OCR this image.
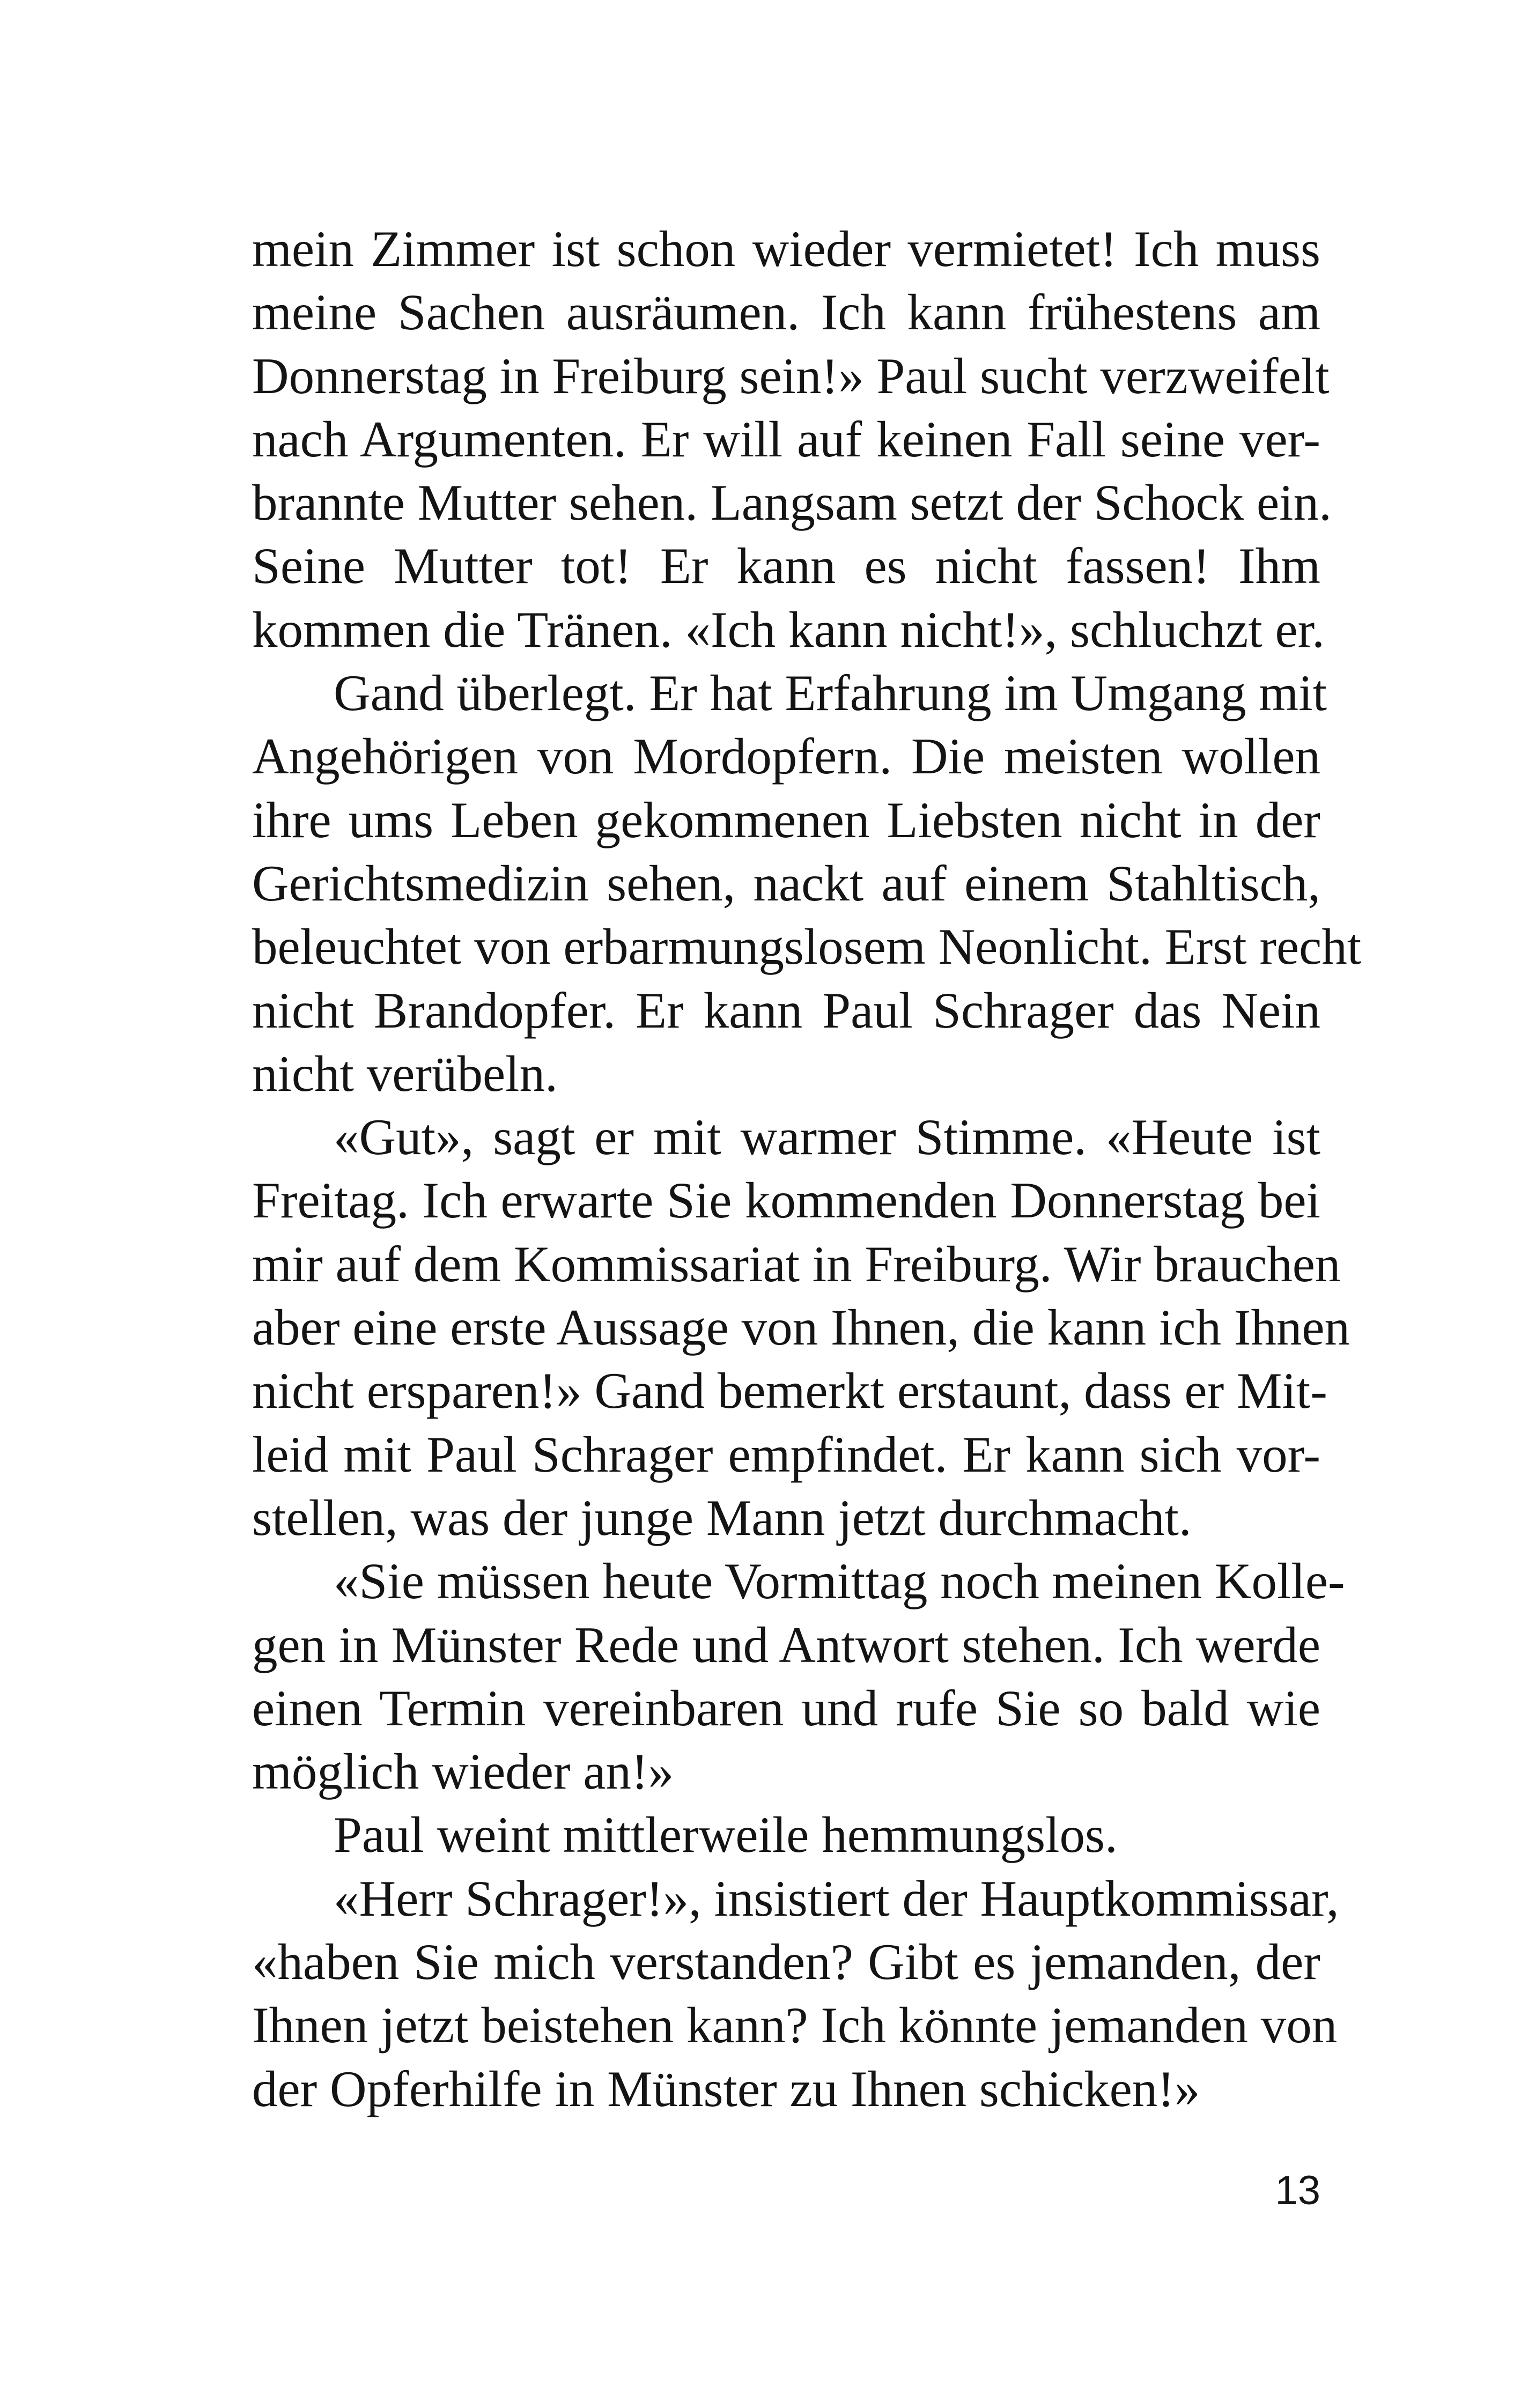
mein Zimmer ist schon wieder vermietet! Ich muss
meine Sachen ausräumen. Ich kann frühestens am
Donnerstag in Freiburg sein!» Paul sucht verzweifelt
nach Argumenten. Er will auf keinen Fall seine ver-
brannte Mutter sehen. Langsam setzt der Schock ein.
Seine Mutter tot! Er kann es nicht fassen! Ihm
kommen die Tränen. «Ich kann nicht!», schluchzt er.

Gand überlegt. Er hat Erfahrung im Umgang mit
Angehörigen von Mordopfern. Die meisten wollen
ihre ums Leben gekommenen Liebsten nicht in der
Gerichtsmedizin sehen, nackt auf einem Stahltisch,
beleuchtet von erbarmungslosem Neonlicht. Erst recht
nicht Brandopfer. Er kann Paul Schrager das Nein
nicht verübeln.

«Gut», sagt er mit warmer Stimme. «Heute ist
Freitag. Ich erwarte Sie kommenden Donnerstag bei
mir auf dem Kommissariat in Freiburg. Wir brauchen
aber eine erste Aussage von Ihnen, die kann ich Ihnen
nicht ersparen!» Gand bemerkt erstaunt, dass er Mit-
leid mit Paul Schrager empfindet. Er kann sich vor-
stellen, was der junge Mann jetzt durchmacht.

«Sie müssen heute Vormittag noch meinen Kolle-
gen in Münster Rede und Antwort stehen. Ich werde
einen Termin vereinbaren und rufe Sie so bald wie
möglich wieder an!»

Paul weint mittlerweile hemmungslos.

«Herr Schrager!», insistiert der Hauptkommissar,
«haben Sie mich verstanden? Gibt es jemanden, der
Ihnen jetzt beistehen kann? Ich könnte jemanden von
der Opferhilfe in Münster zu Ihnen schicken!»

13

| Instructions to follow |
In the records above, locate each line with the word "jemanden". Copy all such lines.

| Reply |
«haben Sie mich verstanden? Gibt es jemanden, der
Ihnen jetzt beistehen kann? Ich könnte jemanden von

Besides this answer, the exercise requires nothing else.